Varisce v. Ford Motor Co.
This text of 46 Va. Cir. 270 (Varisce v. Ford Motor Co.) is published on Counsel Stack Legal Research, covering Richmond County Circuit Court primary law. Counsel Stack provides free access to over 12 million legal documents including statutes, case law, regulations, and constitutions.
Opinion
An issue remaining for decision after the court’s ruling in May is whether finance charges incurred in connection with the purchase of a new automobile are recoverable in an action against the manufacturer under the Motor Vehicle Warranty Enforcement Act (Lemon Law). The defendant Ford Motor Company takes the position that only those finance charges incurred after suit is filed are recoverable, not those incurred before.
The parties have stipulated the facts necessary to decide the issue. On February 22, 1995, plaintiff purchased a 1995 Ford Escort from a local Ford dealership for $13,555.20. Plaintiff financed $11,984.90 of the purchase price. The finance was at the annual interest rate of 18.75%. To date, plaintiff has incurred $6,426.69 in interest charges. Plaintiff filed the instant case on January 31, 1997. At that time, she had incurred $4,469.18 in interest charges.

DIRECTION 1: Render the entries, from their first line up to and including the line with "bar-side — [646, 383, 657, 402]", as a Markdown table with the columns "No." and "Line", leaving out blank lines.
DIRECTION 2: Extend the court opinion on recovering finance charges under the Lemon Law past its last sentence.

LISTED RECORDS:
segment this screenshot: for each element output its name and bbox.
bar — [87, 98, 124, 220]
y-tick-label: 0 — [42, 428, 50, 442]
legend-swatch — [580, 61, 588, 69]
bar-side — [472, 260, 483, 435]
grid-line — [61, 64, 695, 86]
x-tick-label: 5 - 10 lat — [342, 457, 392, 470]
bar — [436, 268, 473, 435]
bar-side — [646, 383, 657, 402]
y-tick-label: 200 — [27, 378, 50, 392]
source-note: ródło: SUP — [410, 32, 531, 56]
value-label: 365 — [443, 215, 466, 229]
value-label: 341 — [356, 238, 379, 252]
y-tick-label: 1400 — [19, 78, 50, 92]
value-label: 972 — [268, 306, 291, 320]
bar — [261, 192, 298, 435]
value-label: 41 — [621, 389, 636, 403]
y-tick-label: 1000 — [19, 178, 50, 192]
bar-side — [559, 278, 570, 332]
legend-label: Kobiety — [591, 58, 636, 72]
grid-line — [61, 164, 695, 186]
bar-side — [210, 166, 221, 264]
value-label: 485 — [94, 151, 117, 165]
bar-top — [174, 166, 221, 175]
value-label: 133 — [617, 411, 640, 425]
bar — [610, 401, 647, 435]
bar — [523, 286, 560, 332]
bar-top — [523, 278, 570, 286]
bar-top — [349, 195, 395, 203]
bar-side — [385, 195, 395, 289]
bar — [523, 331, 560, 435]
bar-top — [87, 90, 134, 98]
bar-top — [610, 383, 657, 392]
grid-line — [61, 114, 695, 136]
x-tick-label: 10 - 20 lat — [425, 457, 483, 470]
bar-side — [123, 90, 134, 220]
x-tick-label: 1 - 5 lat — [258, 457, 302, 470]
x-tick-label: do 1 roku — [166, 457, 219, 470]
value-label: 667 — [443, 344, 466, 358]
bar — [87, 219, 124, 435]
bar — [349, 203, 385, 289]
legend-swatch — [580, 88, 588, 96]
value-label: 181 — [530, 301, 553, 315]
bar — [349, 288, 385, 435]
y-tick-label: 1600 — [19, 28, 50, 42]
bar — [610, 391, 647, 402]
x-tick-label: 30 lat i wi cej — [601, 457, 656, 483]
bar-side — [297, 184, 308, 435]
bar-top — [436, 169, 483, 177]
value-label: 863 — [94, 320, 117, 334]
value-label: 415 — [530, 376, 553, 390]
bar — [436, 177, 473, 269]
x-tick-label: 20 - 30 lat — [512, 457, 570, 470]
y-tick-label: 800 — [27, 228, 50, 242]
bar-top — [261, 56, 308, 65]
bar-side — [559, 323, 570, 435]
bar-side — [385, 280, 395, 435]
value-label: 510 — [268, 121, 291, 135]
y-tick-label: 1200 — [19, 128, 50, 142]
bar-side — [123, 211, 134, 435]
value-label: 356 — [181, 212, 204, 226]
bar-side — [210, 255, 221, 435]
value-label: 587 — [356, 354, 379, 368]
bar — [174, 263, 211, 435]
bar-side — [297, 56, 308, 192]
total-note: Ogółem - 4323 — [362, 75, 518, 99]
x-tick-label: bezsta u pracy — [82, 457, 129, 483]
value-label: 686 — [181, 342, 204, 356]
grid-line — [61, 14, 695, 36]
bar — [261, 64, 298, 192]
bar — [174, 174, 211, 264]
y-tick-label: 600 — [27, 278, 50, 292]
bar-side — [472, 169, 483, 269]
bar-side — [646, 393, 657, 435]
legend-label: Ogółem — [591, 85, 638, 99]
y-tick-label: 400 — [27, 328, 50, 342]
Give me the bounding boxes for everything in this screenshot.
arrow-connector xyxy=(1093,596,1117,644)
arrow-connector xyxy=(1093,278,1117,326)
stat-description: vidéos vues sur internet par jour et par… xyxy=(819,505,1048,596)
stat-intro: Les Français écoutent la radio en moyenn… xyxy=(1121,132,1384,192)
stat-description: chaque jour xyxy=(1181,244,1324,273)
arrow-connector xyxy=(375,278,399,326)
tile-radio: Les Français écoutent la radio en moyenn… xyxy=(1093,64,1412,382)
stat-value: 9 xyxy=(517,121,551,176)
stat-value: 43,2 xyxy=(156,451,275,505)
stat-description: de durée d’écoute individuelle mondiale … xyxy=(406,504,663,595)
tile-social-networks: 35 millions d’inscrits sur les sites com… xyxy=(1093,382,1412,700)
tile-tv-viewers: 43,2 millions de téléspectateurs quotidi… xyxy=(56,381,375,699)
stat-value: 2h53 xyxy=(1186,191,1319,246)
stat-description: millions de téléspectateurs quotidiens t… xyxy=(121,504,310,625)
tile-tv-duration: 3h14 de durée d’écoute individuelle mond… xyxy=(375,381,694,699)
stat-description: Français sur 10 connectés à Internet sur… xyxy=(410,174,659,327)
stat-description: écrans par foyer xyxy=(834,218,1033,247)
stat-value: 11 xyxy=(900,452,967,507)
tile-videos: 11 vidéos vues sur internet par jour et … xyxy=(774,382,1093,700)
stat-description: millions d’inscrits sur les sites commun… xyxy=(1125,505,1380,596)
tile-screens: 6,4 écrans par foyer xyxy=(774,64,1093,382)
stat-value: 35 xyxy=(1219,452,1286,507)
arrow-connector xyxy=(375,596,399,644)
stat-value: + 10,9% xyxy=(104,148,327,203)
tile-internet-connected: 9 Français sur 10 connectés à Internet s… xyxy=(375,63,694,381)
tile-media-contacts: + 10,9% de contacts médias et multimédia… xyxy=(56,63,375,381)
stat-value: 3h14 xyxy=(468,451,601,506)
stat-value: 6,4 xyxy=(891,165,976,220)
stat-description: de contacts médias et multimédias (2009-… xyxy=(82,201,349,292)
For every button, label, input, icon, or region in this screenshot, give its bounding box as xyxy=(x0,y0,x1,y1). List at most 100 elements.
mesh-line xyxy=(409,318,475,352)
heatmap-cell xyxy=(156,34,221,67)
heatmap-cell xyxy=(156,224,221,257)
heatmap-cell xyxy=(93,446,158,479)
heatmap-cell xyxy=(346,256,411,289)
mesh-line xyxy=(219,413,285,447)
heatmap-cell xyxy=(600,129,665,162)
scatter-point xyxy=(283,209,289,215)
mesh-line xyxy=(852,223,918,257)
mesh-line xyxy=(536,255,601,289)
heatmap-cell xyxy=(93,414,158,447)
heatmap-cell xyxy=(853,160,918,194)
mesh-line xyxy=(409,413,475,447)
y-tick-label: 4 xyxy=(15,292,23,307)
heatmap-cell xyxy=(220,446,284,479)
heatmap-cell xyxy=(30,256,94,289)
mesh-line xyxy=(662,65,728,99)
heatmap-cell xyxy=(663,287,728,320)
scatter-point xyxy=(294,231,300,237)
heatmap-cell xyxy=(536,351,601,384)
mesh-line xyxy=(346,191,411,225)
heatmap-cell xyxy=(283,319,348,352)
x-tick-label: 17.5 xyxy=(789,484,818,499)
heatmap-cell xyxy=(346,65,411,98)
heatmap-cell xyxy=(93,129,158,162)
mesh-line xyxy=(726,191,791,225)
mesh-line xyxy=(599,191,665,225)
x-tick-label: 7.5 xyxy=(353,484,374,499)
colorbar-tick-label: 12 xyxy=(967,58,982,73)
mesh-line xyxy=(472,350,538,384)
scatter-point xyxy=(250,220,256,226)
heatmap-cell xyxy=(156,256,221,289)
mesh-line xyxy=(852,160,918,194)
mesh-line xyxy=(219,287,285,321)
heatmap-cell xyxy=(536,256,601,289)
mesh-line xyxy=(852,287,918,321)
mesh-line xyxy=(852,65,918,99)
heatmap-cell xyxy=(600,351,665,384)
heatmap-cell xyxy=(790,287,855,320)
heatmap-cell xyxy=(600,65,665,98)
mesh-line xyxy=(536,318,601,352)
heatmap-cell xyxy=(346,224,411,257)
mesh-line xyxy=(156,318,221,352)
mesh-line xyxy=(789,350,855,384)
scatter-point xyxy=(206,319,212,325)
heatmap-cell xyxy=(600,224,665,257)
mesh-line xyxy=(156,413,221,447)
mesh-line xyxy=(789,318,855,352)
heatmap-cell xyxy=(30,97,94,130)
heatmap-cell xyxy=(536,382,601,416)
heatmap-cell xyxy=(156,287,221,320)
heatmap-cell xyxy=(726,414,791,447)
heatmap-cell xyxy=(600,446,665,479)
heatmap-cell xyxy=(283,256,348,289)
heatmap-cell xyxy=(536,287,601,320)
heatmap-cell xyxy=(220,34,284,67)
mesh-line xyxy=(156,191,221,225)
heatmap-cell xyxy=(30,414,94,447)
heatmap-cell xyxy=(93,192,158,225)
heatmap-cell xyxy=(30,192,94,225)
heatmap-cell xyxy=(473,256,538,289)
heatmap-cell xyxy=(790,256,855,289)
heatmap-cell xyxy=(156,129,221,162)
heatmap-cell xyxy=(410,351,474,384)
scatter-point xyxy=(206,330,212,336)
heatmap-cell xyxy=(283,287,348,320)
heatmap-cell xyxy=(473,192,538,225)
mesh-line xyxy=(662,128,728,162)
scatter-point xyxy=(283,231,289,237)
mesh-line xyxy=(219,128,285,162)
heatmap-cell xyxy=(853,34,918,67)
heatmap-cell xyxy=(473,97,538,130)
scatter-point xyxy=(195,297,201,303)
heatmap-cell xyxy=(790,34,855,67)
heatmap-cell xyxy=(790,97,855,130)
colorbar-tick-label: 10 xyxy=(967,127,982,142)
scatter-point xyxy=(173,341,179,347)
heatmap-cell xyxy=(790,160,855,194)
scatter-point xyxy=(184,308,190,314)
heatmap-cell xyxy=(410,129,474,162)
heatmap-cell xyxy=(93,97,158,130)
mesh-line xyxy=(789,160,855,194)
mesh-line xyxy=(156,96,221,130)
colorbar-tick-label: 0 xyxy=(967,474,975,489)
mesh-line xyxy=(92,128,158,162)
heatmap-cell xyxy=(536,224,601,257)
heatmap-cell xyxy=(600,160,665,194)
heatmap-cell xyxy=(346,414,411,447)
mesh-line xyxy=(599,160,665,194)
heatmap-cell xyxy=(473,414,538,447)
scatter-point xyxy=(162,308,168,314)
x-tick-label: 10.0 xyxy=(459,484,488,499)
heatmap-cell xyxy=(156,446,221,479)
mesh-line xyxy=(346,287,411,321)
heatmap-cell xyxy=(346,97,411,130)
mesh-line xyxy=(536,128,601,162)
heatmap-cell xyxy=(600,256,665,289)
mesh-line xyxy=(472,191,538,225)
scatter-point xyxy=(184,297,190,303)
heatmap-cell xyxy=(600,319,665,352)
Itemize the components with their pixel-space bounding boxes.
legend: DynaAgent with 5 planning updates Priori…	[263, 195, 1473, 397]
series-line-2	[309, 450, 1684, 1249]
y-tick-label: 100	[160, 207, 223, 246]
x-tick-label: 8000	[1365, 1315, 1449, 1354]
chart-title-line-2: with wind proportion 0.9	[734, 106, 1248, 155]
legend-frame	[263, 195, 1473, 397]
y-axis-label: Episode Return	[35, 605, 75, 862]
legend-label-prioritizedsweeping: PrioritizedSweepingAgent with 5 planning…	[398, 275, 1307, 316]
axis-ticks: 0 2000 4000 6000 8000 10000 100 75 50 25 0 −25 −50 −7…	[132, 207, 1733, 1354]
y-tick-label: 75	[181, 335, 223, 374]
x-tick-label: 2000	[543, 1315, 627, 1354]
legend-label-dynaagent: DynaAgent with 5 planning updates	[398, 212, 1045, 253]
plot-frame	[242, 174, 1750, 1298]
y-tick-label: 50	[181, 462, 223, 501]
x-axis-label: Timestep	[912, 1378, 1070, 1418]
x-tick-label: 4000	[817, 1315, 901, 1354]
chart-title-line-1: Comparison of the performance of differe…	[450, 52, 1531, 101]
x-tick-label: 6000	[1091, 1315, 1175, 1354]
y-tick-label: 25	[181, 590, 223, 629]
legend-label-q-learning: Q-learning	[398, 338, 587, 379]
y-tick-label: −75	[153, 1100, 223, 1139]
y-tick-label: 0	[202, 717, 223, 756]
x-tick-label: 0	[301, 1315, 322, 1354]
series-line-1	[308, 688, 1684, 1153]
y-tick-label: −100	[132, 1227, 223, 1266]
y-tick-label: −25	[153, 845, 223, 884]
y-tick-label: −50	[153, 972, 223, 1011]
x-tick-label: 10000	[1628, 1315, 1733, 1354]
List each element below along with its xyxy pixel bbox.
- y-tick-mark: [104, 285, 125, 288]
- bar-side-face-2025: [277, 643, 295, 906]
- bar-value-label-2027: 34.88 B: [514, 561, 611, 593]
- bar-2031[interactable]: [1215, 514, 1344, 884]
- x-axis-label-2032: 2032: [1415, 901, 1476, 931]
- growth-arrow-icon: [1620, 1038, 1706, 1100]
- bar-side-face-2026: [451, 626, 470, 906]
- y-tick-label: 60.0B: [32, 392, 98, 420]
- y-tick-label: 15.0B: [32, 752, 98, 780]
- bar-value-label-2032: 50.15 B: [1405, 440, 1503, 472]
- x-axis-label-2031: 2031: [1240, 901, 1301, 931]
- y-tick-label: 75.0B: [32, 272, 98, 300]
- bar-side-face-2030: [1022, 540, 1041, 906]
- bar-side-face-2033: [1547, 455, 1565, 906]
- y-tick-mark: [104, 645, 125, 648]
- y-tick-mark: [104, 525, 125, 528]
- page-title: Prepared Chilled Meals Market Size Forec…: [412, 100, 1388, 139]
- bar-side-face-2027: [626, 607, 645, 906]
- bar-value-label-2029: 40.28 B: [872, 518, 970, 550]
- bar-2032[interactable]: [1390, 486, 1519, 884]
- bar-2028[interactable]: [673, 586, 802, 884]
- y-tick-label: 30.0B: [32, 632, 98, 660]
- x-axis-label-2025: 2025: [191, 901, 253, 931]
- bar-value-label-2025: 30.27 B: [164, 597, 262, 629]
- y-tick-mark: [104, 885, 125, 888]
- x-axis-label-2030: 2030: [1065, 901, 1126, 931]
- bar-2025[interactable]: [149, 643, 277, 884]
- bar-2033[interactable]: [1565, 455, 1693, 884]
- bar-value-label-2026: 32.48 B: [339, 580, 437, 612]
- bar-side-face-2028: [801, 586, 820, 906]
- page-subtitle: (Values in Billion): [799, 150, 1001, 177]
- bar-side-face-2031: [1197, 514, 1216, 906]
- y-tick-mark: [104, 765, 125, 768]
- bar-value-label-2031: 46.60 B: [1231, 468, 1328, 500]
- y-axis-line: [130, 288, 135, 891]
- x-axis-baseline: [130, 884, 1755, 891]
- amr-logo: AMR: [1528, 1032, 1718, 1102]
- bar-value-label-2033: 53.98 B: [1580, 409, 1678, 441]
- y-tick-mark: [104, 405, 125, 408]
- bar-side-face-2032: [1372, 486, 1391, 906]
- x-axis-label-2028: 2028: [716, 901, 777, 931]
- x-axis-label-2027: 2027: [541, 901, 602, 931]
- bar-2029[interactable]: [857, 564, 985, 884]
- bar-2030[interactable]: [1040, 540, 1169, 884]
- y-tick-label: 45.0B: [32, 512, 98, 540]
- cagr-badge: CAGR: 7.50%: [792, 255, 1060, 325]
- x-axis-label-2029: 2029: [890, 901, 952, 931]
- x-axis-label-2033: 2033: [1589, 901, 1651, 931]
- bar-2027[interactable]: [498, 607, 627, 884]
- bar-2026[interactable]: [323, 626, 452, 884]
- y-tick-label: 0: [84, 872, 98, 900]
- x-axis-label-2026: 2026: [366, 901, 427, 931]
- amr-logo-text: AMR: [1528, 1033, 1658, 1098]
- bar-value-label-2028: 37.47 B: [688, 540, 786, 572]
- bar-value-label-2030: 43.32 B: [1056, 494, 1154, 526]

REPLY 1:
| No. | Line |
|---|---|
| 1 | segment this screenshot: for each element output its name and bbox. |
| 2 | bar — [87, 98, 124, 220] |
| 3 | y-tick-label: 0 — [42, 428, 50, 442] |
| 4 | legend-swatch — [580, 61, 588, 69] |
| 5 | bar-side — [472, 260, 483, 435] |
| 6 | grid-line — [61, 64, 695, 86] |
| 7 | x-tick-label: 5 - 10 lat — [342, 457, 392, 470] |
| 8 | bar — [436, 268, 473, 435] |
| 9 | bar-side — [646, 383, 657, 402] |

REPLY 2:
As noted, plaintiff has filed her claim under the Lemon Law. She has also made claims under the Magnuson-Moss Warranty Act, 15 U.S.C. §2301. Under § 59.1-207.13(A) of the Lemon Law, a plaintiff may recover:
[T]he full purchase price [of the motor vehicle], including any collateral charges, incidental damages, less a reasonable allowance for the consumer’s use of the vehicle up to the date of the first notice of nonconformity that is given the manufacturer, its agents or authorized dealer.
[271]*271Ford resists any imposition of finance charges because to allow them would be a penalty due to plaintiffs failure to bring suit before two years after purchase and plaintiffs poor credit rating. Plaintiff on the other hand contends that the Lemon Law is a remedial legislation, to be construed liberally, and the statute does not direct that recoverable finance charges are only those incurred from the date suit is filed. The court agrees with the plaintiff.
First, the statute is remedial legislation. In § 59.1-247.10, the General Assembly expresses that the intent in enacting the Lemon Law is to allow the consumer a “full refund.” Second, it has defined recoverable “collateral charges” to include “finance charges.” See § 59.1-207.11. Third, the Lemon Law contains provisions allowing the manufacturer to correct nonconformities for a time following the date of original purchase.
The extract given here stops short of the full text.